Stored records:
•••••
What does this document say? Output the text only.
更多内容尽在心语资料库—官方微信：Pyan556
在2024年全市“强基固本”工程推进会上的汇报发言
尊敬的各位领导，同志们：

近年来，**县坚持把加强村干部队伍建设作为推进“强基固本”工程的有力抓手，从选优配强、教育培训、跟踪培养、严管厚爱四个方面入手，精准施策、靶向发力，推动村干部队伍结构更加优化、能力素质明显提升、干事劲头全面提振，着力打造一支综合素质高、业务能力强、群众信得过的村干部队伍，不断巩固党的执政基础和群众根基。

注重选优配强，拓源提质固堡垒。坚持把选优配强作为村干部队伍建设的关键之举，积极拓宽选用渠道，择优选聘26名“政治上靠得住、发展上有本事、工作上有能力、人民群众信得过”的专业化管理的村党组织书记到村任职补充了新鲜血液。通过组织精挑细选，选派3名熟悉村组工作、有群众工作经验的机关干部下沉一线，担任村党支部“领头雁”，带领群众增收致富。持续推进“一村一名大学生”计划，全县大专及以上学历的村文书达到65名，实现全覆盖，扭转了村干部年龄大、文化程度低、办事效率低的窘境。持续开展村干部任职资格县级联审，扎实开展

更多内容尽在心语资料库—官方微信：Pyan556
•••••
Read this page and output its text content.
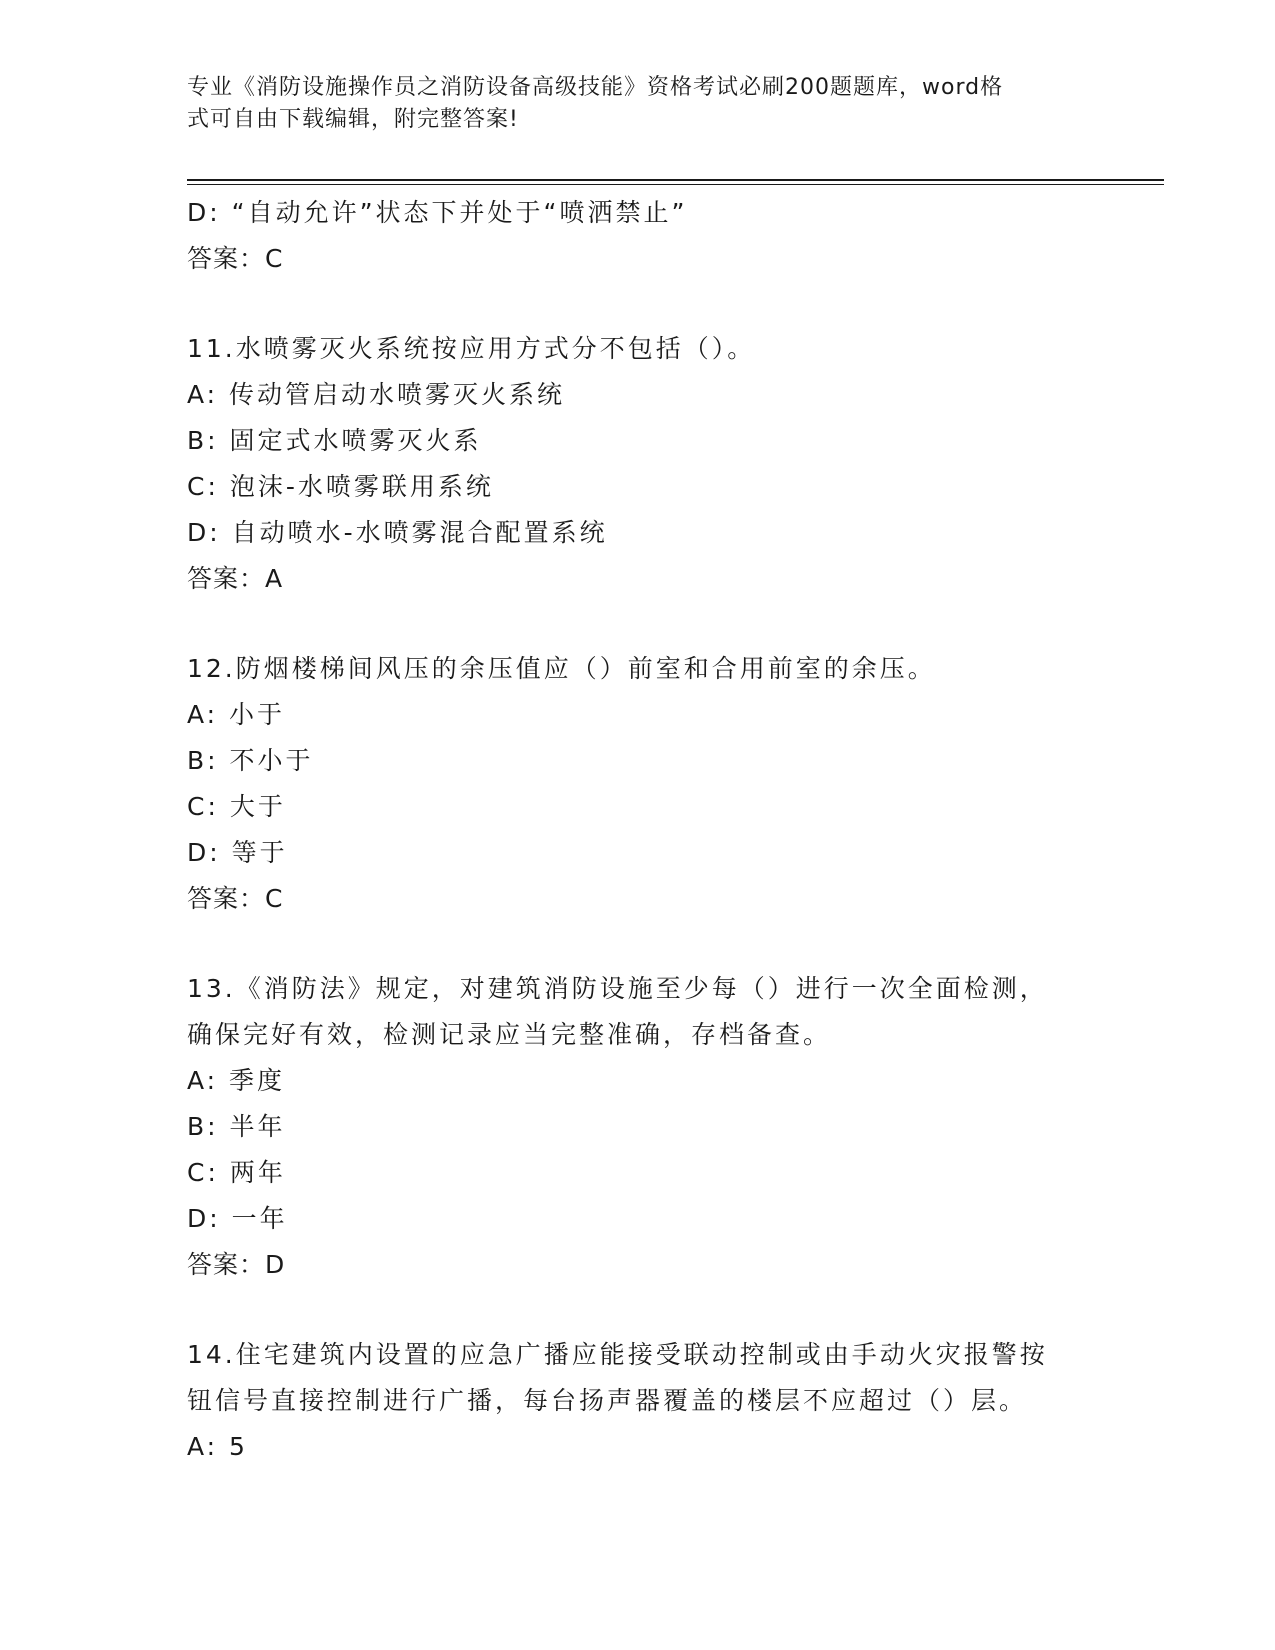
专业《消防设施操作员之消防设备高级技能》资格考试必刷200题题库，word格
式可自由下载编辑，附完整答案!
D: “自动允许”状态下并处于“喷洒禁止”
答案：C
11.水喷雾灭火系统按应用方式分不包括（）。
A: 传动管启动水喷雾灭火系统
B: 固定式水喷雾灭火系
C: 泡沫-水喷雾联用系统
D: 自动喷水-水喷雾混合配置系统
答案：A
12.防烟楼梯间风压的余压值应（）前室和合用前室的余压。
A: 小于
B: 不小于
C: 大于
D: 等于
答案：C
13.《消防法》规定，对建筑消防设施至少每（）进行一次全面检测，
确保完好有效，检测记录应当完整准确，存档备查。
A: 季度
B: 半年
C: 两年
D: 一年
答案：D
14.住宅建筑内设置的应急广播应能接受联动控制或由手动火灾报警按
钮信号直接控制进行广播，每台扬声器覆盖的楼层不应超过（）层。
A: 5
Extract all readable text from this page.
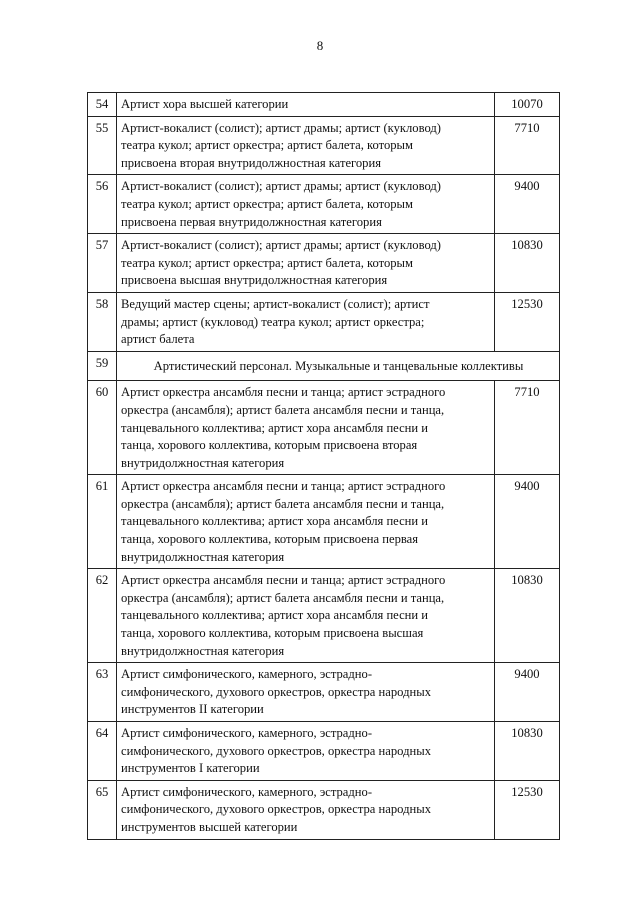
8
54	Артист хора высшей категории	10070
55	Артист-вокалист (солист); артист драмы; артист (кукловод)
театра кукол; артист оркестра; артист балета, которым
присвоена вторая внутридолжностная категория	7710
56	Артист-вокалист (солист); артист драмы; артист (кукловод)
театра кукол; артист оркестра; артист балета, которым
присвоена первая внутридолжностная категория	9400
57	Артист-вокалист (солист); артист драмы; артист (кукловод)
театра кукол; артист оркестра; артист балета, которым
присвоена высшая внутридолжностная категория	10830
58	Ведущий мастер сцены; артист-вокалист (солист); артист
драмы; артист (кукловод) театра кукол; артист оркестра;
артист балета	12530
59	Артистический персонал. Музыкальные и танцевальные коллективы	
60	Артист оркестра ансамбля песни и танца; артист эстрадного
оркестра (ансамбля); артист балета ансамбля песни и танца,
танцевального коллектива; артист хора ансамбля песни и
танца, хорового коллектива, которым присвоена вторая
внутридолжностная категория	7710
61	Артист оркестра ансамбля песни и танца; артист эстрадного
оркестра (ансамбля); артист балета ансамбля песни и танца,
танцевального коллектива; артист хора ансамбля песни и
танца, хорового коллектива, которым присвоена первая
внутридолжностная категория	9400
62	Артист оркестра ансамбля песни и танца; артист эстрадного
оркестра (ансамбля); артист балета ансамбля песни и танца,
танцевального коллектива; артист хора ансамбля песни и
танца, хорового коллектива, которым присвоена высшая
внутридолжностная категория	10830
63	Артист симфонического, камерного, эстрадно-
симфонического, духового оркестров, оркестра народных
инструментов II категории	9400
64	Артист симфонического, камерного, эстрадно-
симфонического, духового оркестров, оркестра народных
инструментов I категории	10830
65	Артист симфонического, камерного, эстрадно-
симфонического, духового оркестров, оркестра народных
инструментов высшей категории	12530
•••••
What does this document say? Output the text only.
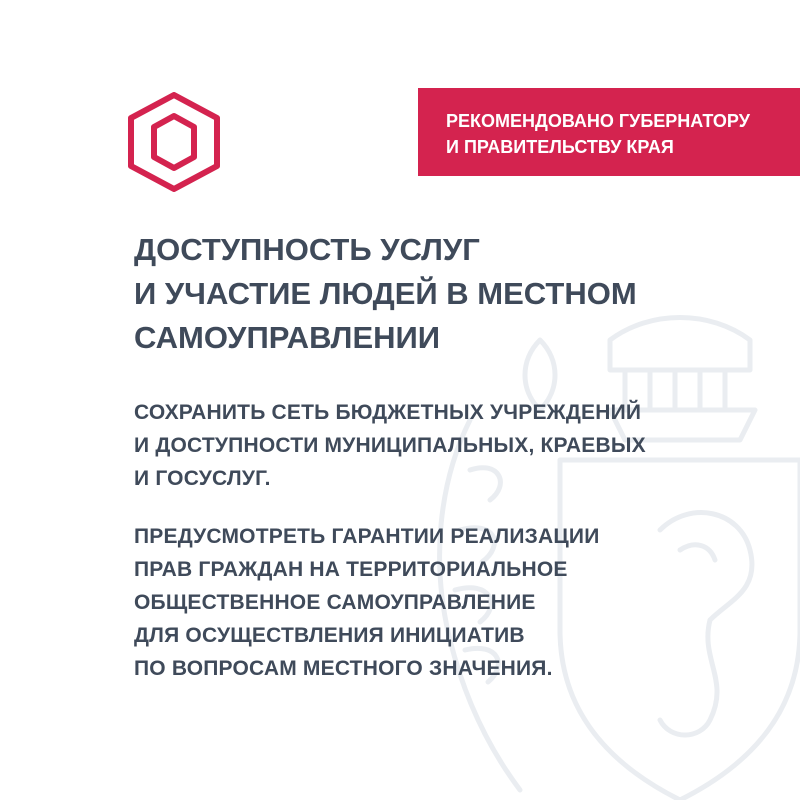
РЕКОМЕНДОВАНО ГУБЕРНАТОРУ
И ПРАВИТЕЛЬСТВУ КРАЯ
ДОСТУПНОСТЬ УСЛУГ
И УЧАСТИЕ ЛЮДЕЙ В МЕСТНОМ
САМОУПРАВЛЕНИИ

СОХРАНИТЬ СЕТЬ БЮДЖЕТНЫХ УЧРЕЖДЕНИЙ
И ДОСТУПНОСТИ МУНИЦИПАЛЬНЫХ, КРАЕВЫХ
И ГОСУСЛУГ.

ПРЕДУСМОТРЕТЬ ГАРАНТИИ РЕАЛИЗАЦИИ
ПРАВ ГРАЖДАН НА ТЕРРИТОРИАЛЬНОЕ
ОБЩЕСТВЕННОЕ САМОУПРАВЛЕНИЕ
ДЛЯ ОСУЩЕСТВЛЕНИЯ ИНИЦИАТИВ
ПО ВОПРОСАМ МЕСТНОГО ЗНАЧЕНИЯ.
•••••
Search the data for the string "инструментов" and copy each line where it appears.

инструментов II категории	9400
инструментов I категории	10830
инструментов высшей категории	12530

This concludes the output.